BARTLEBY, THE SPORTSCASTER, by Ted Pelton

This novella is far from an attempt to mirror reality or to point out how artificial novels are. It is neither realism nor metafiction.  Instead, it uses intimate experience to approach a literary classic in a manner that reinterprets it. It also uses the literary classic to consider experience in a profoundly personal way.

This novella is a triple-allegory: experience allegorizes literature and literature allegorizes experience. Finally, Pelton's book serves as an allegory for the original "Bartleby."

"Bartleby" is originally a story by Herman Melville. It concerns a law scrivener, or copywriter, in a 19th-century law office. The lawyer hires Bartleby and is stunned at his output, but haunted by his person and demeanor. He once describes him"scarcely human." A series of strange incidents ensue. The lawyer finds Bartleby living in his offices. Then Bartleby "prefers not to" do any more copying. Instead, he just stands silently in the middle of the office while work goes on around him. I won't spoil the ending, in case you haven't read it.

Pelton's book, "Bartleby, the Sportscaster," the lawyer is replaced by a minor-league sportscaster. He is joined in the booth by Bartleby. Pelton's story differs from Melville's in an important detail: The sportscaster, Ray Yarzejski, is forced to work with Bartleby by the team owner, Simonelli. This proves crucial because in the original Bartleby the lawyer was somewhat responsible for Bartleby given that he hired him. In Pelton's case, Bartleby and his eccentricities were thrust upon Yarzejski. Yet, he reaches out to Bartleby repeatedly, as does the lawyer in the original story.

The most original part of this book is chapter 5, where Pelton suddenly breaks in and provides us with a memoir of his, Pelton's, real break up with his first wife. In it we learn that his wife became mentally and emotionally paralyzed by a number of personal and familial circumstances. Pelton tried to get her out of her funk, but it all failed. He tells us how he became more sympathetic toward the lawyer in "Bartleby." He used to see the lawyer as the law-giving oppressor forcing Bartleby to live a certain way. Now he saw him as trying to help Bartleby.

Here's where Pelton decided to bifurcate the lawyer into two characters, Simonelli and Yarzejski — one is sympathetic and one is, well, capitalist scum.

This is where the allegories begin to be clear: the experience with his wife is compared to the lawyer's experience with Bartleby. Pelton's original interpretation of Bartleby is compared to Simonelli's behavior. Pelton's sympathy for his wife is compared to Yarzejski's feelings for Bartleby, Pelton's and Melville's books as a whole are comparable.

Comparison, of course, is the heart of allegory.

The book raises fascinating questions about the way the stories we tell each other affect the way we treat each other and the way we understand how we treat one another. This book is not "postmodern" or "metafiction," where the very makings of the novel are exposed in their artifice. This book takes the artificiality of the novel as a given, then offers us something new. While this is a funny book in many places, it is a dead serious book in a way many so-called postmodern works didn't seem to be.

It feels as if the author is convinced that literature and stories matter. Absolutely. Novels may be constructions, but they are necessary constructions that set up allegories with experience, if we let them.

◆ DATASET SECTION ◆
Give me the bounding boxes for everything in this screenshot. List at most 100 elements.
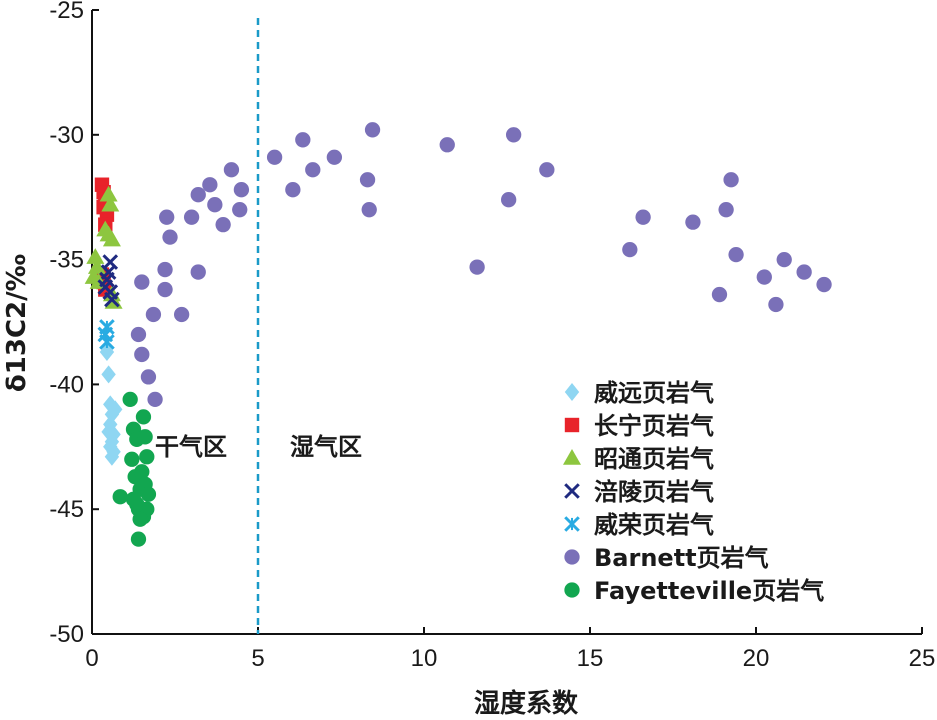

◆ EXERCISE TASKS ◆
a) Answer these questions from the review of Bartleby, the Sportscaster:
(i) Who wrote the original "Bartleby"?
(ii) Who forces the sportscaster to work with Bartleby?
(iii) In which chapter does the author give a memoir of his breakup with his first wife?
b) Write out the stretch of the review from "This novella is a" through "haven't read it.", substituting "clerk" for "scrivener" wherever it occurs.

◆ SOLUTIONS IN ORDER ◆
a)
(i) Herman Melville
(ii) The team owner, Simonelli
(iii) Chapter 5

b)
This novella is a triple-allegory: experience allegorizes literature and literature allegorizes experience. Finally, Pelton's book serves as an allegory for the original "Bartleby."

"Bartleby" is originally a story by Herman Melville. It concerns a law clerk, or copywriter, in a 19th-century law office. The lawyer hires Bartleby and is stunned at his output, but haunted by his person and demeanor. He once describes him"scarcely human." A series of strange incidents ensue. The lawyer finds Bartleby living in his offices. Then Bartleby "prefers not to" do any more copying. Instead, he just stands silently in the middle of the office while work goes on around him. I won't spoil the ending, in case you haven't read it.